Work to complete: Identify each line below that contains the word "value", and copy it out.

--

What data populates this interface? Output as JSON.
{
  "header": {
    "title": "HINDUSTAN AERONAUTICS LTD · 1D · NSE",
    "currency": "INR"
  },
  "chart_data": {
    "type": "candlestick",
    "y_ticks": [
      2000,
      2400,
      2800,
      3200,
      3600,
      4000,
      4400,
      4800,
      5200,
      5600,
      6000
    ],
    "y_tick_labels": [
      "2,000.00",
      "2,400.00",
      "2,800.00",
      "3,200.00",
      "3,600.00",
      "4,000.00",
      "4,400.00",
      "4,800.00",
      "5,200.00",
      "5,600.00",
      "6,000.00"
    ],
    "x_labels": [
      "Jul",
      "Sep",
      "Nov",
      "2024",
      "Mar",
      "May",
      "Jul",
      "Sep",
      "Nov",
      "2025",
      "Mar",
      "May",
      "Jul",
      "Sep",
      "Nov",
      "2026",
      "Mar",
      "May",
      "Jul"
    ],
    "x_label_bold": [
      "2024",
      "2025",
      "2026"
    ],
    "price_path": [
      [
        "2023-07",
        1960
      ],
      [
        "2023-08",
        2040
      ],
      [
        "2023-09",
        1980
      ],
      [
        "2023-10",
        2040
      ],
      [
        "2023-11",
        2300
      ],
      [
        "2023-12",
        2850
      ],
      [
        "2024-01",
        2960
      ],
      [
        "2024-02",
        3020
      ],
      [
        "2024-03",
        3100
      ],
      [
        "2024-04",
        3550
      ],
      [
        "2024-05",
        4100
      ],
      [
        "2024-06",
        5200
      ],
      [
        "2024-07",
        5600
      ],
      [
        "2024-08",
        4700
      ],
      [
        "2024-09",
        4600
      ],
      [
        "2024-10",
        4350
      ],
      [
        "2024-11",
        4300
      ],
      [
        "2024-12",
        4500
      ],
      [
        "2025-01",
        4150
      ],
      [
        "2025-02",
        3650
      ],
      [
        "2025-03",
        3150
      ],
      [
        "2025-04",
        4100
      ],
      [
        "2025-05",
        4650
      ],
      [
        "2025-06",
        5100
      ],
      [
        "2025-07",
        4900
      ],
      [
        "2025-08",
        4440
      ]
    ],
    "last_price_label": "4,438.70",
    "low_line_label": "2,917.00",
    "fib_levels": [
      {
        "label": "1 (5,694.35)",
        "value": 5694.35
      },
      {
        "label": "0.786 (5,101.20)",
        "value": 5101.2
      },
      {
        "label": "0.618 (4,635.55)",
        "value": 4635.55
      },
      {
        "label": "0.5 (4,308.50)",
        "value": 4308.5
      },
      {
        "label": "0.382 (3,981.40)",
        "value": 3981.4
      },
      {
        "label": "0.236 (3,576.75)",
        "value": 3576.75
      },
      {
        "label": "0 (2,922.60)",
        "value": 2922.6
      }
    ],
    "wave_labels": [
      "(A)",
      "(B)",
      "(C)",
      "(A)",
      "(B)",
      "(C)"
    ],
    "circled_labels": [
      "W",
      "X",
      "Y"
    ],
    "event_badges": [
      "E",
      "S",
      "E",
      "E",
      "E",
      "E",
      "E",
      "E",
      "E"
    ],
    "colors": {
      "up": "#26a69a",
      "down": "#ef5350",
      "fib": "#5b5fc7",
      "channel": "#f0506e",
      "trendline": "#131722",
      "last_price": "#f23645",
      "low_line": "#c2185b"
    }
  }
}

--

Output of the exercise:
        "value": 5694.35
        "value": 5101.2
        "value": 4635.55
        "value": 4308.5
        "value": 3981.4
        "value": 3576.75
        "value": 2922.6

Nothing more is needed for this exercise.